- **Written problem**
Reproduce the data below word for word, omitting the picture.

- **Data for this task**
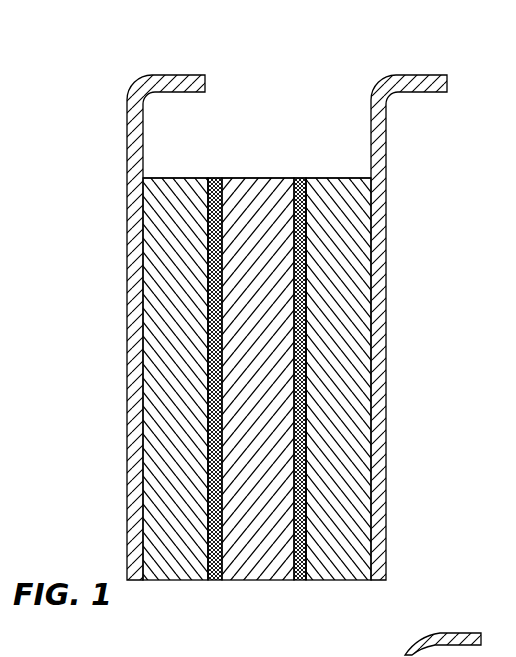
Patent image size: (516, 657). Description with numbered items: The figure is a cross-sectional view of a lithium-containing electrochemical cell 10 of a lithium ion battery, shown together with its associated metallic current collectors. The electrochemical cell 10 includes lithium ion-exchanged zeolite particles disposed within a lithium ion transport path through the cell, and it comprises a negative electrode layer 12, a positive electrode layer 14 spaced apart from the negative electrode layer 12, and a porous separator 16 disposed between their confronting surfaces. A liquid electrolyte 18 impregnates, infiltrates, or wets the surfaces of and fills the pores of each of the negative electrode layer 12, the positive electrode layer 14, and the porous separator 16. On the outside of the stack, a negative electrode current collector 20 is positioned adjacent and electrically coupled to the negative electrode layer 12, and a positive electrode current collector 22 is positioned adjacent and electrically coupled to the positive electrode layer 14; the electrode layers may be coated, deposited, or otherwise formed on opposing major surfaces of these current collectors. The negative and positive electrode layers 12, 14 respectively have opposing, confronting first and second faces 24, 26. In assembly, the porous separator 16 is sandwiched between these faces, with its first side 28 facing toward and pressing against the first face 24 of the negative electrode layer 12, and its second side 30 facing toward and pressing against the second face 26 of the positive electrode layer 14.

The lithium-containing electrochemical cell 10 is at (105, 64).
The negative electrode layer 12 is at (172, 582).
The positive electrode layer 14 is at (352, 582).
The porous separator 16 is at (260, 389).
The liquid electrolyte 18 is at (258, 210).
The negative electrode current collector 20 is at (127, 372).
The positive electrode current collector 22 is at (386, 372).
The first face 24 is at (212, 525).
The second face 26 is at (302, 525).
The first side 28 is at (207, 260).
The second side 30 is at (306, 260).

- **The reply**
Patent image size: (516, 657). Description with numbered items: The figure is a cross-sectional view of a lithium-containing electrochemical cell 10 of a lithium ion battery, shown together with its associated metallic current collectors. The electrochemical cell 10 includes lithium ion-exchanged zeolite particles disposed within a lithium ion transport path through the cell, and it comprises a negative electrode layer 12, a positive electrode layer 14 spaced apart from the negative electrode layer 12, and a porous separator 16 disposed between their confronting surfaces. A liquid electrolyte 18 impregnates, infiltrates, or wets the surfaces of and fills the pores of each of the negative electrode layer 12, the positive electrode layer 14, and the porous separator 16. On the outside of the stack, a negative electrode current collector 20 is positioned adjacent and electrically coupled to the negative electrode layer 12, and a positive electrode current collector 22 is positioned adjacent and electrically coupled to the positive electrode layer 14; the electrode layers may be coated, deposited, or otherwise formed on opposing major surfaces of these current collectors. The negative and positive electrode layers 12, 14 respectively have opposing, confronting first and second faces 24, 26. In assembly, the porous separator 16 is sandwiched between these faces, with its first side 28 facing toward and pressing against the first face 24 of the negative electrode layer 12, and its second side 30 facing toward and pressing against the second face 26 of the positive electrode layer 14.

The lithium-containing electrochemical cell 10 is at (105, 64).
The negative electrode layer 12 is at (172, 582).
The positive electrode layer 14 is at (352, 582).
The porous separator 16 is at (260, 389).
The liquid electrolyte 18 is at (258, 210).
The negative electrode current collector 20 is at (127, 372).
The positive electrode current collector 22 is at (386, 372).
The first face 24 is at (212, 525).
The second face 26 is at (302, 525).
The first side 28 is at (207, 260).
The second side 30 is at (306, 260).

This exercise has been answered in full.